Of all the lines in the material, how many include the word "Information"? Give only the number.

═════ DATA SECTION ═════

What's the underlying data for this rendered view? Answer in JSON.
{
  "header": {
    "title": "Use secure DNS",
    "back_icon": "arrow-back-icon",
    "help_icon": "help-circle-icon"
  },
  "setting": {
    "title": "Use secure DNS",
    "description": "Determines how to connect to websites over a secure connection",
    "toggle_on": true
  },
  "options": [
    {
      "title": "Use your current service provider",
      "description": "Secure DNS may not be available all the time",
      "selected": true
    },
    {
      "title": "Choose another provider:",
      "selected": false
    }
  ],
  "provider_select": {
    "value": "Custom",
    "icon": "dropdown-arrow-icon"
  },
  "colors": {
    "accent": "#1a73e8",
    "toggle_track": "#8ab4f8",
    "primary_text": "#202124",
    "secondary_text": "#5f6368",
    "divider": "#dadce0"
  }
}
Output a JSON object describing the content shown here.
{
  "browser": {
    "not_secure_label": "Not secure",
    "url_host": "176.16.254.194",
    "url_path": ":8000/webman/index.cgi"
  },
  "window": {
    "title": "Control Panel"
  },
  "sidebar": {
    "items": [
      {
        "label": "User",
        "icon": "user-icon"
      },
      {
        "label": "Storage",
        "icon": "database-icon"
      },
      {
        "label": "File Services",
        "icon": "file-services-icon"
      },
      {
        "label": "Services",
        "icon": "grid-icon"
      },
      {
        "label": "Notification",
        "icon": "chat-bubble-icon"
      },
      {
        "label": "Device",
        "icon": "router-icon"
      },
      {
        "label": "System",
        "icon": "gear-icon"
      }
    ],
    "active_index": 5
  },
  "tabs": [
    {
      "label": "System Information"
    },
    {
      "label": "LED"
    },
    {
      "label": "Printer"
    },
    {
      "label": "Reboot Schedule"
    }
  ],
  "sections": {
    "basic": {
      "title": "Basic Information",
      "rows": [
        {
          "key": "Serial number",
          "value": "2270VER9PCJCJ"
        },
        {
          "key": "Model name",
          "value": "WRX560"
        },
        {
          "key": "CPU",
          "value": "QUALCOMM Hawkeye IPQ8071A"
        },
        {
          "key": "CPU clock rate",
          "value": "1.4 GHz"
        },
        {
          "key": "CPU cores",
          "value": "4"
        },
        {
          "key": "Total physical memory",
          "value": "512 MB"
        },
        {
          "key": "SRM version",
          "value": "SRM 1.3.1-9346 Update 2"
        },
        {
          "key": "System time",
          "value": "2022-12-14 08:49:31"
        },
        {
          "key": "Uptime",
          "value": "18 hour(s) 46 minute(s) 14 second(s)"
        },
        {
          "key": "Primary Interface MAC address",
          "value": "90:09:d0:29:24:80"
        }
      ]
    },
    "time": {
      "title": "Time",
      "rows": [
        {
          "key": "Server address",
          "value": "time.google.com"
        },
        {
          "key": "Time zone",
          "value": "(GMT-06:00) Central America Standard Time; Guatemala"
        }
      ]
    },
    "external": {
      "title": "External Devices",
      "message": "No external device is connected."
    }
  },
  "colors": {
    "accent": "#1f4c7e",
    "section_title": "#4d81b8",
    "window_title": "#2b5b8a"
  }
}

═════

FULL RESPONSE => 2